> _STORED RECORDS_:

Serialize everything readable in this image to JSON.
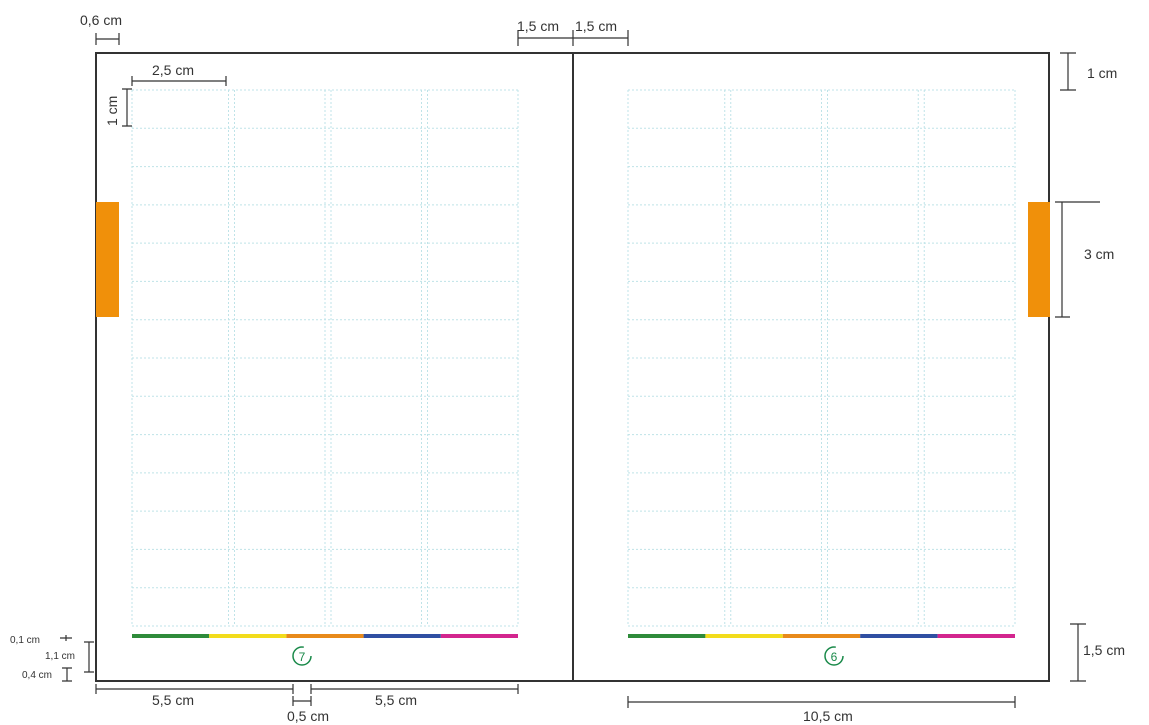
{
  "colors": {
    "frame": "#333333",
    "grid": "#bfe3e8",
    "tab": "#f0900a",
    "page_number": "#1a8a4a",
    "color_bar": [
      "#2e8b3a",
      "#f2dc1b",
      "#e88a1a",
      "#2f4fa2",
      "#d3258e"
    ]
  },
  "pages": [
    {
      "side": "left",
      "number": "7",
      "grid_columns": 4,
      "grid_rows": 14,
      "tab_icon": "orange-tab"
    },
    {
      "side": "right",
      "number": "6",
      "grid_columns": 4,
      "grid_rows": 14,
      "tab_icon": "orange-tab"
    }
  ],
  "dimensions": {
    "outer_margin": "0,6 cm",
    "spine_left": "1,5 cm",
    "spine_right": "1,5 cm",
    "cell_width": "2,5 cm",
    "cell_height": "1 cm",
    "top_margin": "1 cm",
    "tab_height": "3 cm",
    "bottom_band": "1,5 cm",
    "bar_gap": "0,1 cm",
    "bar_height": "1,1 cm",
    "bar_bottom": "0,4 cm",
    "half_width_left": "5,5 cm",
    "center_gap": "0,5 cm",
    "half_width_right": "5,5 cm",
    "content_width": "10,5 cm"
  }
}
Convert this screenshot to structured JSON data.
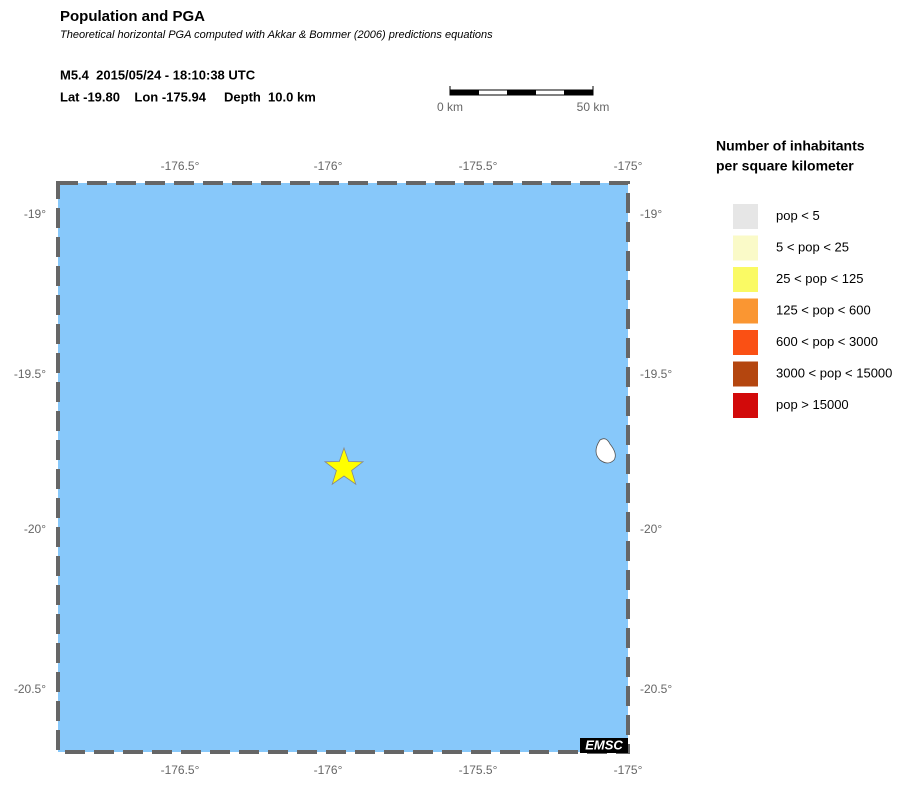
{
  "header": {
    "title": "Population and PGA",
    "subtitle": "Theoretical horizontal PGA computed with Akkar & Bommer (2006) predictions equations",
    "event": "M5.4  2015/05/24 - 18:10:38 UTC",
    "location": "Lat -19.80    Lon -175.94     Depth  10.0 km"
  },
  "scale_bar": {
    "labels": [
      "0 km",
      "50 km"
    ]
  },
  "map": {
    "background": "#87c8fa",
    "lon_ticks": [
      "-176.5°",
      "-176°",
      "-175.5°",
      "-175°"
    ],
    "lat_ticks": [
      "-19°",
      "-19.5°",
      "-20°",
      "-20.5°"
    ],
    "credit": "EMSC"
  },
  "legend": {
    "title": [
      "Number of inhabitants",
      "per square kilometer"
    ],
    "items": [
      {
        "label": "pop < 5",
        "color": "#e6e6e6"
      },
      {
        "label": "5 < pop < 25",
        "color": "#fafac8"
      },
      {
        "label": "25 < pop < 125",
        "color": "#fafa64"
      },
      {
        "label": "125 < pop < 600",
        "color": "#fa9632"
      },
      {
        "label": "600 < pop < 3000",
        "color": "#fa5014"
      },
      {
        "label": "3000 < pop < 15000",
        "color": "#b4460f"
      },
      {
        "label": "pop > 15000",
        "color": "#d20a0a"
      }
    ]
  }
}
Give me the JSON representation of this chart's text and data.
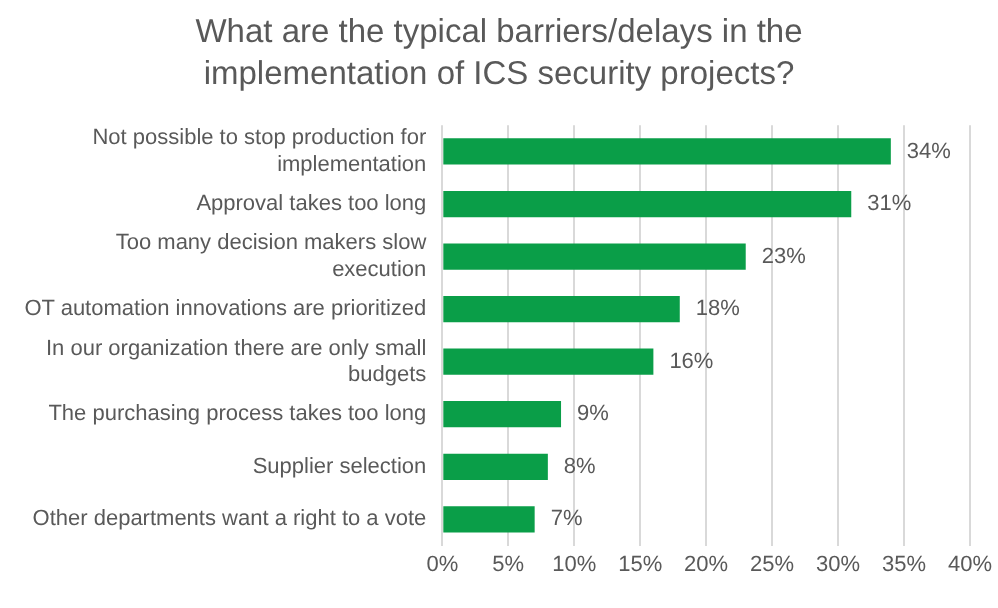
{
  "chart_data": {
    "type": "bar",
    "orientation": "horizontal",
    "title": "What are the typical barriers/delays in the implementation of ICS security projects?",
    "categories": [
      "Not possible to stop production for implementation",
      "Approval takes too long",
      "Too many decision makers slow execution",
      "OT automation innovations are prioritized",
      "In our organization there are only small budgets",
      "The purchasing process takes too long",
      "Supplier selection",
      "Other departments want a right to a vote"
    ],
    "values": [
      34,
      31,
      23,
      18,
      16,
      9,
      8,
      7
    ],
    "color": "#0a9e48",
    "value_labels": [
      "34%",
      "31%",
      "23%",
      "18%",
      "16%",
      "9%",
      "8%",
      "7%"
    ],
    "xlim": [
      0,
      40
    ],
    "xticks": [
      {
        "value": 0,
        "label": "0%"
      },
      {
        "value": 5,
        "label": "5%"
      },
      {
        "value": 10,
        "label": "10%"
      },
      {
        "value": 15,
        "label": "15%"
      },
      {
        "value": 20,
        "label": "20%"
      },
      {
        "value": 25,
        "label": "25%"
      },
      {
        "value": 30,
        "label": "30%"
      },
      {
        "value": 35,
        "label": "35%"
      },
      {
        "value": 40,
        "label": "40%"
      }
    ],
    "grid": "x",
    "legend": false
  }
}
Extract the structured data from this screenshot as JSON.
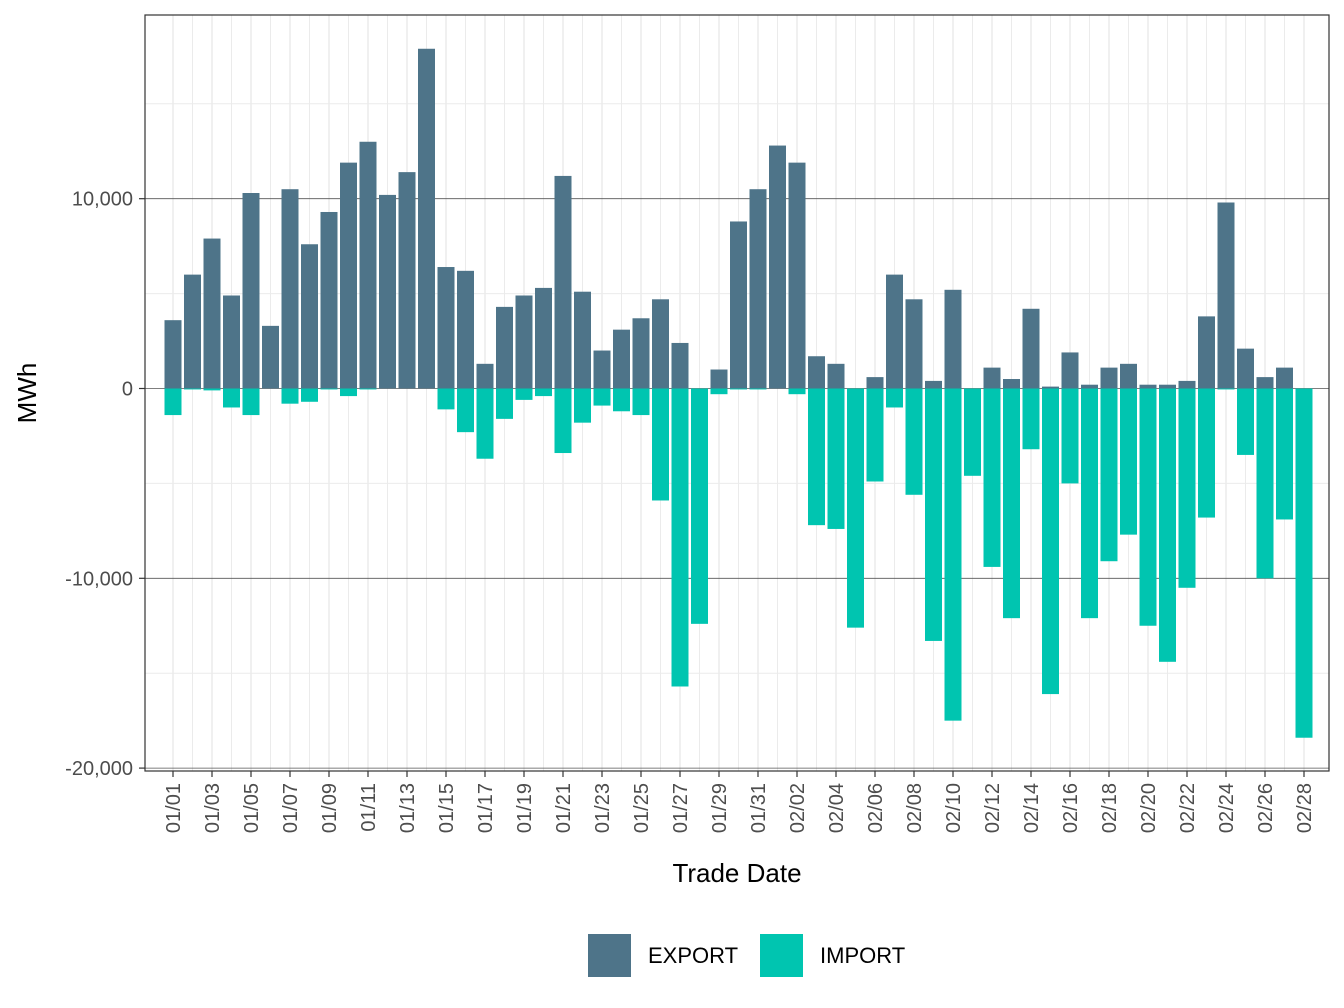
{
  "chart_data": {
    "type": "bar",
    "xlabel": "Trade Date",
    "ylabel": "MWh",
    "ylim": [
      -20000,
      20000
    ],
    "yticks": [
      -20000,
      -10000,
      0,
      10000
    ],
    "ytick_labels": [
      "-20,000",
      "-10,000",
      "0",
      "10,000"
    ],
    "legend_position": "bottom",
    "grid": true,
    "categories": [
      "01/01",
      "01/02",
      "01/03",
      "01/04",
      "01/05",
      "01/06",
      "01/07",
      "01/08",
      "01/09",
      "01/10",
      "01/11",
      "01/12",
      "01/13",
      "01/14",
      "01/15",
      "01/16",
      "01/17",
      "01/18",
      "01/19",
      "01/20",
      "01/21",
      "01/22",
      "01/23",
      "01/24",
      "01/25",
      "01/26",
      "01/27",
      "01/28",
      "01/29",
      "01/30",
      "01/31",
      "02/01",
      "02/02",
      "02/03",
      "02/04",
      "02/05",
      "02/06",
      "02/07",
      "02/08",
      "02/09",
      "02/10",
      "02/11",
      "02/12",
      "02/13",
      "02/14",
      "02/15",
      "02/16",
      "02/17",
      "02/18",
      "02/19",
      "02/20",
      "02/21",
      "02/22",
      "02/23",
      "02/24",
      "02/25",
      "02/26",
      "02/27",
      "02/28"
    ],
    "xtick_labels": [
      "01/01",
      "01/03",
      "01/05",
      "01/07",
      "01/09",
      "01/11",
      "01/13",
      "01/15",
      "01/17",
      "01/19",
      "01/21",
      "01/23",
      "01/25",
      "01/27",
      "01/29",
      "01/31",
      "02/02",
      "02/04",
      "02/06",
      "02/08",
      "02/10",
      "02/12",
      "02/14",
      "02/16",
      "02/18",
      "02/20",
      "02/22",
      "02/24",
      "02/26",
      "02/28"
    ],
    "series": [
      {
        "name": "EXPORT",
        "color": "#4e7489",
        "values": [
          3600,
          6000,
          7900,
          4900,
          10300,
          3300,
          10500,
          7600,
          9300,
          11900,
          13000,
          10200,
          11400,
          17900,
          6400,
          6200,
          1300,
          4300,
          4900,
          5300,
          11200,
          5100,
          2000,
          3100,
          3700,
          4700,
          2400,
          0,
          1000,
          8800,
          10500,
          12800,
          11900,
          1700,
          1300,
          0,
          600,
          6000,
          4700,
          400,
          5200,
          0,
          1100,
          500,
          4200,
          100,
          1900,
          200,
          1100,
          1300,
          200,
          200,
          400,
          3800,
          9800,
          2100,
          600,
          1100,
          0
        ]
      },
      {
        "name": "IMPORT",
        "color": "#00c5b0",
        "values": [
          -1400,
          -50,
          -100,
          -1000,
          -1400,
          0,
          -800,
          -700,
          -50,
          -400,
          -50,
          0,
          0,
          0,
          -1100,
          -2300,
          -3700,
          -1600,
          -600,
          -400,
          -3400,
          -1800,
          -900,
          -1200,
          -1400,
          -5900,
          -15700,
          -12400,
          -300,
          -50,
          -50,
          0,
          -300,
          -7200,
          -7400,
          -12600,
          -4900,
          -1000,
          -5600,
          -13300,
          -17500,
          -4600,
          -9400,
          -12100,
          -3200,
          -16100,
          -5000,
          -12100,
          -9100,
          -7700,
          -12500,
          -14400,
          -10500,
          -6800,
          -50,
          -3500,
          -10000,
          -6900,
          -18400
        ]
      }
    ]
  }
}
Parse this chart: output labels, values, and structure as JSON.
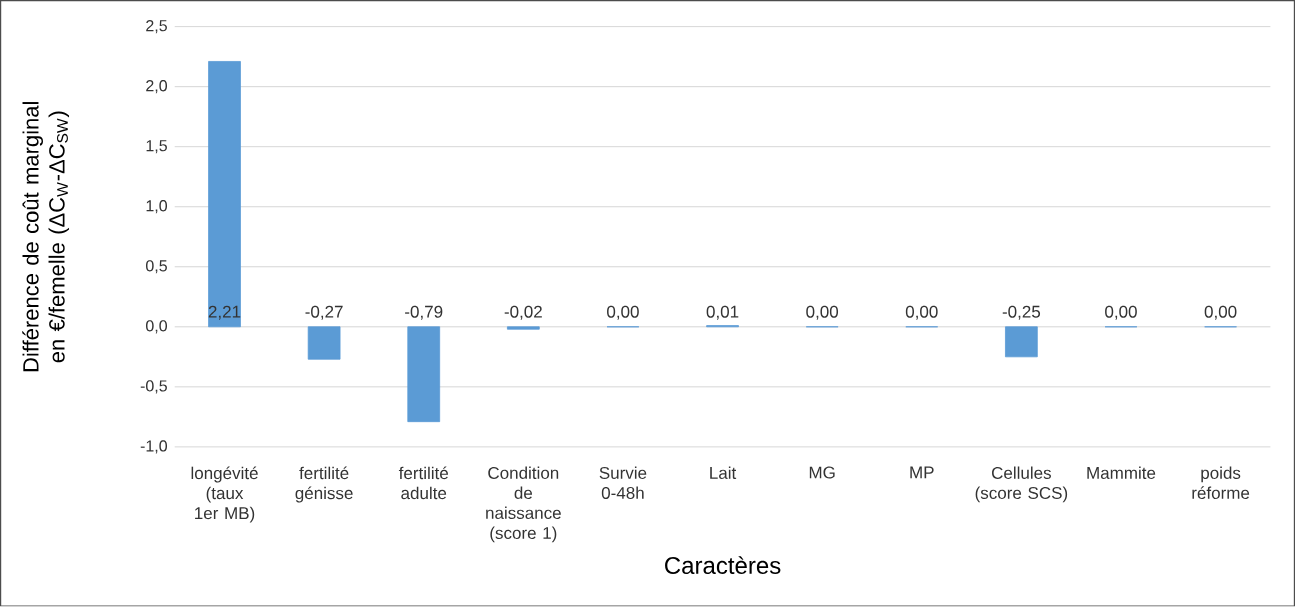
{
  "chart_data": {
    "type": "bar",
    "xlabel": "Caractères",
    "ylabel": "Différence de coût marginal en €/femelle (ΔC$_{W}$-ΔC$_{SW}$)",
    "categories": [
      "longévité (taux 1er MB)",
      "fertilité génisse",
      "fertilité adulte",
      "Condition de naissance (score 1)",
      "Survie 0-48h",
      "Lait",
      "MG",
      "MP",
      "Cellules (score SCS)",
      "Mammite",
      "poids réforme"
    ],
    "values": [
      2.21,
      -0.27,
      -0.79,
      -0.02,
      0.0,
      0.01,
      0.0,
      0.0,
      -0.25,
      0.0,
      0.0
    ],
    "value_labels": [
      "2,21",
      "-0,27",
      "-0,79",
      "-0,02",
      "0,00",
      "0,01",
      "0,00",
      "0,00",
      "-0,25",
      "0,00",
      "0,00"
    ],
    "color": "#5b9bd5",
    "ylim": [
      -1.0,
      2.5
    ],
    "yticks": [
      {
        "value": -1.0,
        "label": "-1,0"
      },
      {
        "value": -0.5,
        "label": "-0,5"
      },
      {
        "value": 0.0,
        "label": "0,0"
      },
      {
        "value": 0.5,
        "label": "0,5"
      },
      {
        "value": 1.0,
        "label": "1,0"
      },
      {
        "value": 1.5,
        "label": "1,5"
      },
      {
        "value": 2.0,
        "label": "2,0"
      },
      {
        "value": 2.5,
        "label": "2,5"
      }
    ],
    "grid": "y"
  }
}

> _DESCRIPTION OF THE TASK_: Search the records above for the string "score". Copy every line that contains it.

> _RESPONSE TO THE EXERCISE_:
      "Condition de naissance (score 1)",
      "Cellules (score SCS)",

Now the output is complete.